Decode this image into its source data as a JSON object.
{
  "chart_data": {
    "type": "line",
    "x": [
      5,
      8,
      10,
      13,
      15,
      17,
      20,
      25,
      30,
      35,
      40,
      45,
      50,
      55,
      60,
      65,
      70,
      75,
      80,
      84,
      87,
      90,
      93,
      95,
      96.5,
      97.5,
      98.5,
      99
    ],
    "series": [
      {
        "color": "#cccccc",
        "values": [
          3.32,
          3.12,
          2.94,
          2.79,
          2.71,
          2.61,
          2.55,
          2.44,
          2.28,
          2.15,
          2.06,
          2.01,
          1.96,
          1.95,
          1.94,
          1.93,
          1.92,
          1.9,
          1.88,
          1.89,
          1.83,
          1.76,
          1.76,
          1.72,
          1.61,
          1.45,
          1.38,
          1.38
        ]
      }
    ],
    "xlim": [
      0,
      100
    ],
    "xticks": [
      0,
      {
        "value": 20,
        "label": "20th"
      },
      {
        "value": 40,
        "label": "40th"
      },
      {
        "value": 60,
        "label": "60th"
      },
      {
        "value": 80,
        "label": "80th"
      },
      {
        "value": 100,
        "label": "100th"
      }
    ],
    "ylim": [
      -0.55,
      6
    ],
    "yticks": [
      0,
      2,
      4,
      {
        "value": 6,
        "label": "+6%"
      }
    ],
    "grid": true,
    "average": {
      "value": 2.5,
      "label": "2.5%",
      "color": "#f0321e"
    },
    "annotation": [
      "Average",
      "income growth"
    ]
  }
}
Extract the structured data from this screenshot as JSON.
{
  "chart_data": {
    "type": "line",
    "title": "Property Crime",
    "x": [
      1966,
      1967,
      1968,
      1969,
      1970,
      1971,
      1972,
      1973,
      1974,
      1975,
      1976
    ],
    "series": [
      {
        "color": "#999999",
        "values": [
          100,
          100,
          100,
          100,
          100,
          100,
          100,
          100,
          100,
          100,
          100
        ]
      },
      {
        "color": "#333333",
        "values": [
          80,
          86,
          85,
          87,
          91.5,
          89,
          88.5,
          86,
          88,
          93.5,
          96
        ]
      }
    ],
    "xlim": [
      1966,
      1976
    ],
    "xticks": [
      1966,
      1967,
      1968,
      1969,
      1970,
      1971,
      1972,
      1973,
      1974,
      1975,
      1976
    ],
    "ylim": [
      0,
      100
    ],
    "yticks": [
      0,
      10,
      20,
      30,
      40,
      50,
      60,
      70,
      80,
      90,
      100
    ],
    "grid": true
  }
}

════

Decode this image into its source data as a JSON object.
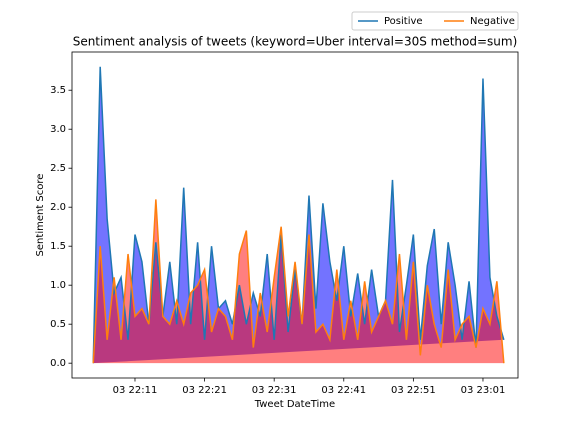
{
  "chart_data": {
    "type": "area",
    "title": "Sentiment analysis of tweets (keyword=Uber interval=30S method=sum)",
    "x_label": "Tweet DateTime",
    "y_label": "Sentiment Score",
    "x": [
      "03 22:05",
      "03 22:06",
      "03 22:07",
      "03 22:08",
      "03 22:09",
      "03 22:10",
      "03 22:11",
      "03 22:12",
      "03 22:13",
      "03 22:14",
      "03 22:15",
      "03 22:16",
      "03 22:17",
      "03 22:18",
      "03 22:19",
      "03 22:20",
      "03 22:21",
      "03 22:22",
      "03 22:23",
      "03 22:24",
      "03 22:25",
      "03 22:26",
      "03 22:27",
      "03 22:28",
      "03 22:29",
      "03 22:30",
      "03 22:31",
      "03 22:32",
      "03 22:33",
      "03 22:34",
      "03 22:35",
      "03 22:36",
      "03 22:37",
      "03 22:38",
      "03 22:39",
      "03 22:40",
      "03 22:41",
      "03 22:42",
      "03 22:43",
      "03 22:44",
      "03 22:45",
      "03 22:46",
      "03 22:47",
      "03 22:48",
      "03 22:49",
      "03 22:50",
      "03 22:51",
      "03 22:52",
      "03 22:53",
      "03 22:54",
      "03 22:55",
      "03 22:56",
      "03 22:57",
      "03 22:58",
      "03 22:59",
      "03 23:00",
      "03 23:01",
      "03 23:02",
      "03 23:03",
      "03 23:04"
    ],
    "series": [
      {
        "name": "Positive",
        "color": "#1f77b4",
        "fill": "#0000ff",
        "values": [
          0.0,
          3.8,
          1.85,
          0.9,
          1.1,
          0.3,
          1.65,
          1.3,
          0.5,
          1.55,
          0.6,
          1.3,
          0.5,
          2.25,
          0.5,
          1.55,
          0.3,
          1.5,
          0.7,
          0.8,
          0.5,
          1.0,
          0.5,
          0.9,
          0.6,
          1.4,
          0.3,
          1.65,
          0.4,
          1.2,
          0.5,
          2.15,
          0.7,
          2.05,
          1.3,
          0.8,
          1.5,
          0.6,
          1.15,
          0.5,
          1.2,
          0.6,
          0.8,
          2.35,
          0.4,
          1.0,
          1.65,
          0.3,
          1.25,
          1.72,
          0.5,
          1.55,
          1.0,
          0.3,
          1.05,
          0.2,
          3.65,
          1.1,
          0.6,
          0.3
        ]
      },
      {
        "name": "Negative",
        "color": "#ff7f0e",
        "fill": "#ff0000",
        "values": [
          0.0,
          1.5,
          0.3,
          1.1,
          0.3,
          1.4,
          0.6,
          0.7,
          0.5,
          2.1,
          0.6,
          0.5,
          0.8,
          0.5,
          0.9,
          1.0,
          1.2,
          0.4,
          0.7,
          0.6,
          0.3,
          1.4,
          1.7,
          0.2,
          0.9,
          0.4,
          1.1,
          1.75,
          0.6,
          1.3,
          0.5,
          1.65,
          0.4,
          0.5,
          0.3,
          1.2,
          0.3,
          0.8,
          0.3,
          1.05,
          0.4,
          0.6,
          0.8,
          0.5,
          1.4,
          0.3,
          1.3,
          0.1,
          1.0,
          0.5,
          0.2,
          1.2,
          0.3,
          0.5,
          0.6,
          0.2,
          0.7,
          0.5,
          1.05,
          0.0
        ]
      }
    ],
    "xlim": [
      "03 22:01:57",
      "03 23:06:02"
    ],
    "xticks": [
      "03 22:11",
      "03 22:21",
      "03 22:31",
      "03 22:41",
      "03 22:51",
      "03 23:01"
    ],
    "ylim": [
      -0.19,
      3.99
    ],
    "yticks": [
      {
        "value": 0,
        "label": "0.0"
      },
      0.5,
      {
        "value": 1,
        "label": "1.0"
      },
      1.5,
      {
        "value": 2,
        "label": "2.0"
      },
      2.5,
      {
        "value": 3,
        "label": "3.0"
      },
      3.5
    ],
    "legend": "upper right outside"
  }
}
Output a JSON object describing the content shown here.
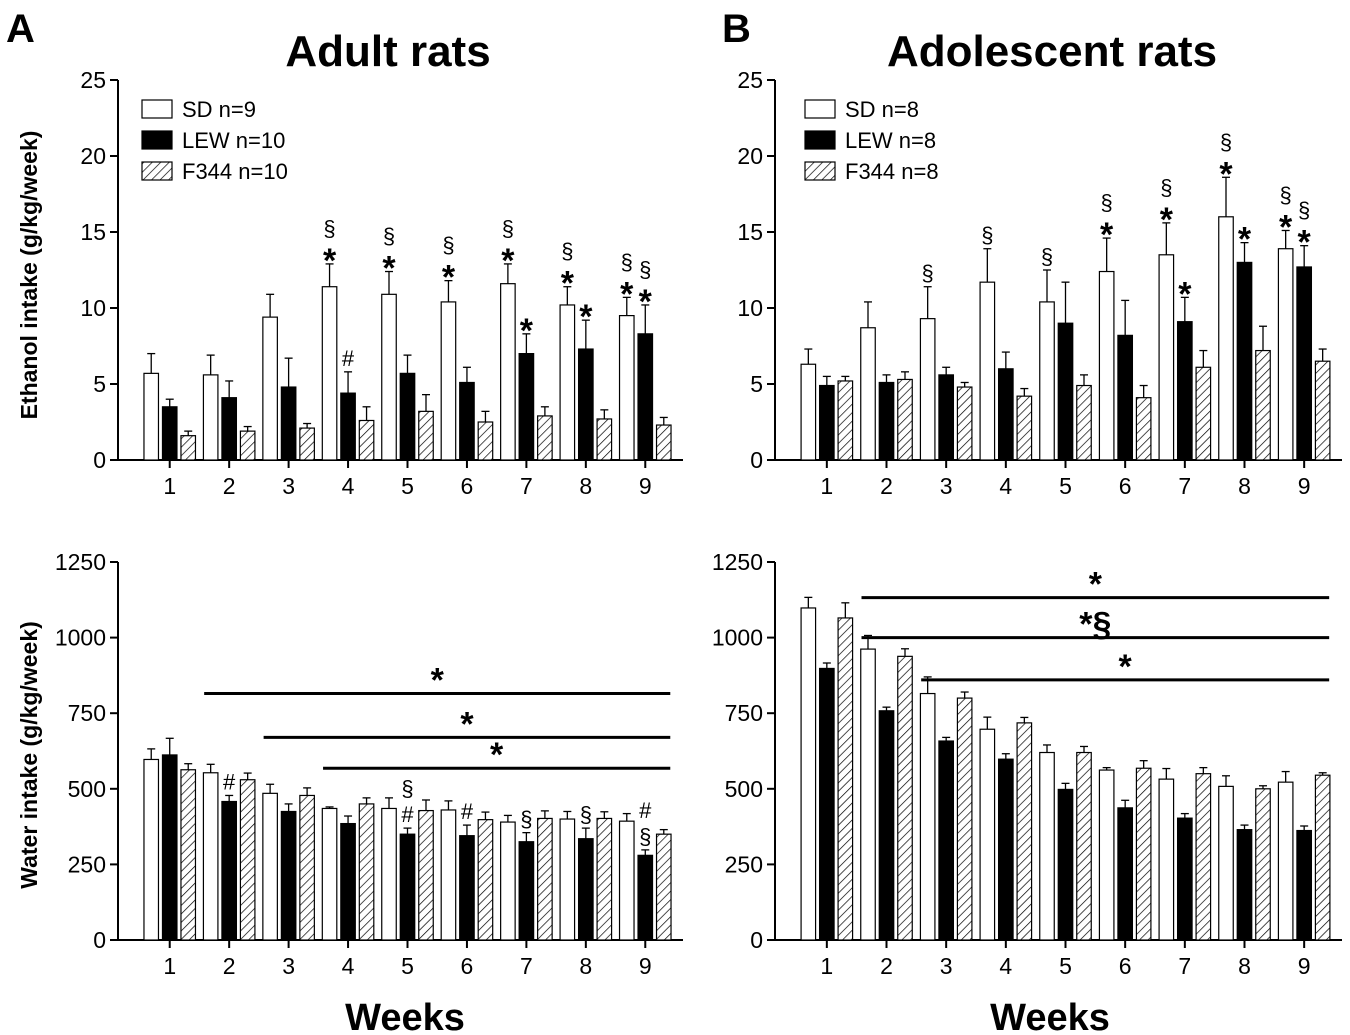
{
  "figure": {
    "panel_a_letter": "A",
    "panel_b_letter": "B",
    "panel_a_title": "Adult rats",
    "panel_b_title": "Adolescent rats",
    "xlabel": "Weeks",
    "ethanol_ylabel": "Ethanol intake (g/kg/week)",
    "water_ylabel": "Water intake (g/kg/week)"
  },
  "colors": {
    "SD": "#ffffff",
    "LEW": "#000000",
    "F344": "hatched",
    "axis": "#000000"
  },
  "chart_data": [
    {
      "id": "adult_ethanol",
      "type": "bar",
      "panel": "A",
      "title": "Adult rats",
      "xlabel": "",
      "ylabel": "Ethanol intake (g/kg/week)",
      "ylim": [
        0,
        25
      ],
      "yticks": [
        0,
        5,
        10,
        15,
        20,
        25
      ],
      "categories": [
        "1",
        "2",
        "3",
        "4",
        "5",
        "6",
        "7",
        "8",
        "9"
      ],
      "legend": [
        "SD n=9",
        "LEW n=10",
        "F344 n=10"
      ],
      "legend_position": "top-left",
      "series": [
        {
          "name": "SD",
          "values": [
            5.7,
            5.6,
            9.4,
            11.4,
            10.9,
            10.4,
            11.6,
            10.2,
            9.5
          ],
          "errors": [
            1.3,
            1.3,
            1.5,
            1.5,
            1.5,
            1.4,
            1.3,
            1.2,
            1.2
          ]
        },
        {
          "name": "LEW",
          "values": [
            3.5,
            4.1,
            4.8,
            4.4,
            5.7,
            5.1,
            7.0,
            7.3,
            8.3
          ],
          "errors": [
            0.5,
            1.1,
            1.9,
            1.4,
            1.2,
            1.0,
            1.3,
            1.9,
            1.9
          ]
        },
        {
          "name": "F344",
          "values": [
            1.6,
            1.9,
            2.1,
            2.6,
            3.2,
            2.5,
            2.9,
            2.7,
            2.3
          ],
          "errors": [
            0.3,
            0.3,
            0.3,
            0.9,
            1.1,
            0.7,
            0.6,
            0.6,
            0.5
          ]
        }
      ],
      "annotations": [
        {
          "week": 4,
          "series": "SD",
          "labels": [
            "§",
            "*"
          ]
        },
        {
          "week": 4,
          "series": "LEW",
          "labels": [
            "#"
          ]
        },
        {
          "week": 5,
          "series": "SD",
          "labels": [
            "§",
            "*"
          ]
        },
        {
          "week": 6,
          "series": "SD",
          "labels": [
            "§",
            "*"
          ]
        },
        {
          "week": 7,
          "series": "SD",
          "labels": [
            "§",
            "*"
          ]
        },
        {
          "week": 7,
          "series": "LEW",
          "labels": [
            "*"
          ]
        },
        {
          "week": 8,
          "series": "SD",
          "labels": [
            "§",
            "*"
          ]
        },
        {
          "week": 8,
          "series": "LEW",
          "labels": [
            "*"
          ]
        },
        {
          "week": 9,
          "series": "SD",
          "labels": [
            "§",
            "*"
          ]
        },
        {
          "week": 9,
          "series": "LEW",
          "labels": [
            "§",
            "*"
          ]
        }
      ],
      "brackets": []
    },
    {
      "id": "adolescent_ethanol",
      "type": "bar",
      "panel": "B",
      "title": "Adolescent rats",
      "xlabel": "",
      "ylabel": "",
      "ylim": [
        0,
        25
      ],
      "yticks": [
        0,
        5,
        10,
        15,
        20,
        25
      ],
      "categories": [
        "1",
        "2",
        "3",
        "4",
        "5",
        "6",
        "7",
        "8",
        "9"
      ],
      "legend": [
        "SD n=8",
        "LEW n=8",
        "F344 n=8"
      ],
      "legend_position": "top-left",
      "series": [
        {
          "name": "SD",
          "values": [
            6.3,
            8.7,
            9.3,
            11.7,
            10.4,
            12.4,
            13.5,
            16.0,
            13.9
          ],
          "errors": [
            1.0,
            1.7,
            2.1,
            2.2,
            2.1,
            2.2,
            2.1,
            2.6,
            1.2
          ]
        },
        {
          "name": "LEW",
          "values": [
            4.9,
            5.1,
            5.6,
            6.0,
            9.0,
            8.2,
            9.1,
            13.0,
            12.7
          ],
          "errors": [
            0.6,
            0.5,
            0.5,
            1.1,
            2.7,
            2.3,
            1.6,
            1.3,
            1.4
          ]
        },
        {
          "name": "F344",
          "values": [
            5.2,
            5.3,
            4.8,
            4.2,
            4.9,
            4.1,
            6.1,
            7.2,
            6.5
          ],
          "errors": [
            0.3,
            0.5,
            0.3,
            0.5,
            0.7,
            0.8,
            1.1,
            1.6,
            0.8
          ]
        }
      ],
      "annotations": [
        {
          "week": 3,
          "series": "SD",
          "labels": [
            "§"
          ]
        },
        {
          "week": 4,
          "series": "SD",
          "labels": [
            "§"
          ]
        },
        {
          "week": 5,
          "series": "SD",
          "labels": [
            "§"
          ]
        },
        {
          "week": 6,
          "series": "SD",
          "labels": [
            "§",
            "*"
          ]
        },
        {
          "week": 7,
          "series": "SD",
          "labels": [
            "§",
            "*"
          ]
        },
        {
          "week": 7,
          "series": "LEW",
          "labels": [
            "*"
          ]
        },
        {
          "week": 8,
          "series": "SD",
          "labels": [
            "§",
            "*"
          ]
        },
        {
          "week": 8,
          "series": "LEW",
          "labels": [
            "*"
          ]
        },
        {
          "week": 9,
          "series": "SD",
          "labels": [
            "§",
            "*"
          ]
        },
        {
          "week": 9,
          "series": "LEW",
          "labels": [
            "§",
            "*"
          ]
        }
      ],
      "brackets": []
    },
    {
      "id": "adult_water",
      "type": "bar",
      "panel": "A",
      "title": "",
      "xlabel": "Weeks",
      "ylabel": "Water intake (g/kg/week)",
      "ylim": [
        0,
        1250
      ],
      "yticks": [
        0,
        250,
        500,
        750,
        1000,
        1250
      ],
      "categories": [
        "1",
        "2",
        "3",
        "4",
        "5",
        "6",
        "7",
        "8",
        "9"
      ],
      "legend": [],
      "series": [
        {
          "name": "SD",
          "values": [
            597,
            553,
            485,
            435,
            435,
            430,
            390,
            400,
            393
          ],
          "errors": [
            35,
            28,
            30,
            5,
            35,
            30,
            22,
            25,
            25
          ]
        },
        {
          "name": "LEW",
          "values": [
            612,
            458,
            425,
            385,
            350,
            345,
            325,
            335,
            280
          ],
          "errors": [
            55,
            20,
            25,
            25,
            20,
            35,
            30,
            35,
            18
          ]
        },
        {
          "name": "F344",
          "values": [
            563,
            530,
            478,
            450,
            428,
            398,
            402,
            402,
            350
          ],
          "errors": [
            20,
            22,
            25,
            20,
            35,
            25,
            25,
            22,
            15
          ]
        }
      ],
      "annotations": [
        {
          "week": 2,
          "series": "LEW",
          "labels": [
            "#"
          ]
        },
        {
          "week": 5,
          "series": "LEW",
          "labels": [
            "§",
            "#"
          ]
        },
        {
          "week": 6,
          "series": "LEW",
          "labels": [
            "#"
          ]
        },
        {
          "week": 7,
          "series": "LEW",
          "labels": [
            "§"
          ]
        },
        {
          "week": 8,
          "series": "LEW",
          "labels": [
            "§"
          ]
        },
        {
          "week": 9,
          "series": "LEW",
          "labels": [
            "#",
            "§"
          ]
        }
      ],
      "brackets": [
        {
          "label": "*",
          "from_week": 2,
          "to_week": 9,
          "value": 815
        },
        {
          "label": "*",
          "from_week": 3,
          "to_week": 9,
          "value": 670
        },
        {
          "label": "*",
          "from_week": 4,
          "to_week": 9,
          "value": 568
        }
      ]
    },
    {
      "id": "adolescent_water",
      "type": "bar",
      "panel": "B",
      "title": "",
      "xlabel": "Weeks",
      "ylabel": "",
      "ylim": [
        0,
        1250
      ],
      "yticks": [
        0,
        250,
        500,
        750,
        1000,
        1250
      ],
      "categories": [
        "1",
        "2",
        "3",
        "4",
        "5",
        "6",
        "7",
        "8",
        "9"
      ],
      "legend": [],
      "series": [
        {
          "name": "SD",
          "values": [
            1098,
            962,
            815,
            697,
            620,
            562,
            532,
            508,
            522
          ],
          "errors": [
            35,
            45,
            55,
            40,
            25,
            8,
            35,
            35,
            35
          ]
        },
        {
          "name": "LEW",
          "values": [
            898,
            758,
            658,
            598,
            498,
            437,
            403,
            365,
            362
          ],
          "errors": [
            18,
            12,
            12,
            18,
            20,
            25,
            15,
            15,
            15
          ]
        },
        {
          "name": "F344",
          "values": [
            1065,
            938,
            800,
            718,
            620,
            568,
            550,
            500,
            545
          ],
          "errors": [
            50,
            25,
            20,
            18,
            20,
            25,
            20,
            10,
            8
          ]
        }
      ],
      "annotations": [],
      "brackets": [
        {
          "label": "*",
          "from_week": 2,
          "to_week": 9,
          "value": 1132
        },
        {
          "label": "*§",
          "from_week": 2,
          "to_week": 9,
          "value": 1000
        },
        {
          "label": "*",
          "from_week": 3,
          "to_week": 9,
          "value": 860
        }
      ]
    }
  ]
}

════

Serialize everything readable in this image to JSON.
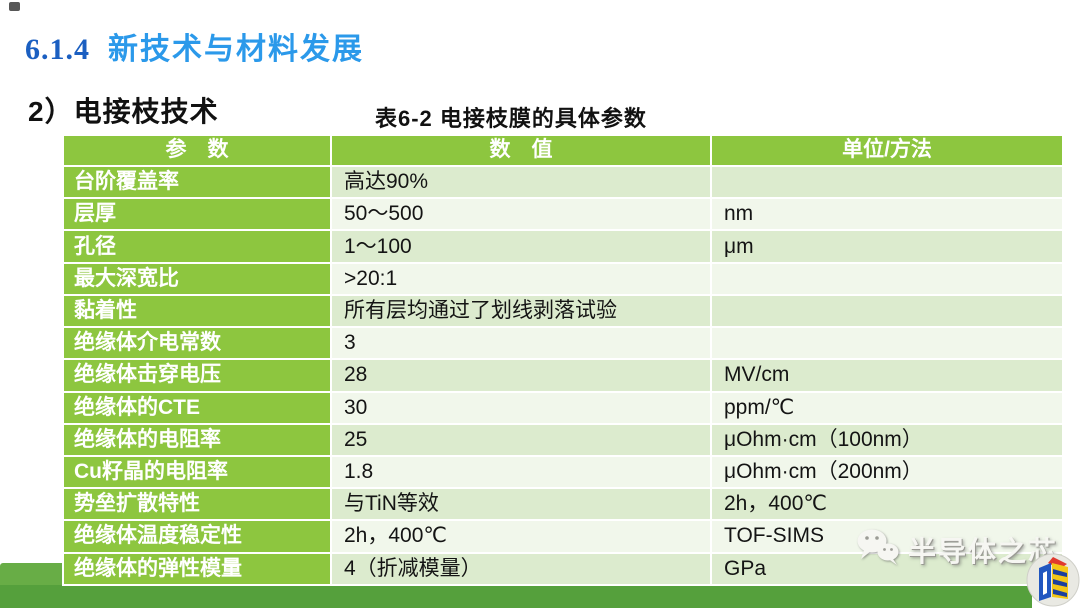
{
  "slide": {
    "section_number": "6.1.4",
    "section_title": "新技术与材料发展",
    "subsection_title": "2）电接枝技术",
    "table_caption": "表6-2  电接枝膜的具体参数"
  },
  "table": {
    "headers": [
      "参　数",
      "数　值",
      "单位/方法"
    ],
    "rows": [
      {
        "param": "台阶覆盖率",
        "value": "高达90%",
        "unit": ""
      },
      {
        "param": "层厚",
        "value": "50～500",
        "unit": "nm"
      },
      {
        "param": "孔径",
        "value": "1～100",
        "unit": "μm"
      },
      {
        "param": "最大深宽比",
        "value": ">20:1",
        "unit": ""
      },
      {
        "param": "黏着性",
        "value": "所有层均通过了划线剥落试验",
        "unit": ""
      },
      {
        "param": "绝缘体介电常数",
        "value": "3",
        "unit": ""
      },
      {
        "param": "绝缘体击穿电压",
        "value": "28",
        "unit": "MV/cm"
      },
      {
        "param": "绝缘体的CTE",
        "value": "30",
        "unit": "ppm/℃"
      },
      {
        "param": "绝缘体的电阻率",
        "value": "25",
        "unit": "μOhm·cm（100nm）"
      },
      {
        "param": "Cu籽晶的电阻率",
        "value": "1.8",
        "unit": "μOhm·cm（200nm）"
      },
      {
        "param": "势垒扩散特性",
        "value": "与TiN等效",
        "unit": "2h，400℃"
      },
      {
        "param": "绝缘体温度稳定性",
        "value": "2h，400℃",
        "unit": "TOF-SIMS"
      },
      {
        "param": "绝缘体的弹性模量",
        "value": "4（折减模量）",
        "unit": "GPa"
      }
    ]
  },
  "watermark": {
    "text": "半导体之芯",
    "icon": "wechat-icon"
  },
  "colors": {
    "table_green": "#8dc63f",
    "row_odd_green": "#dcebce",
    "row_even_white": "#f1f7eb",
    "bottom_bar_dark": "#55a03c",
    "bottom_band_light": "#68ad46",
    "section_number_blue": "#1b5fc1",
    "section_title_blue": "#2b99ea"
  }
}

════

Copy each line that contains the word "JSON".

Decode this image into its source data as a JSON object.
Extract the structured data from this screenshot as JSON.
Decode this image into its source data as a JSON object.
Output a JSON object describing the content shown here.
Serialize everything readable in this image to JSON.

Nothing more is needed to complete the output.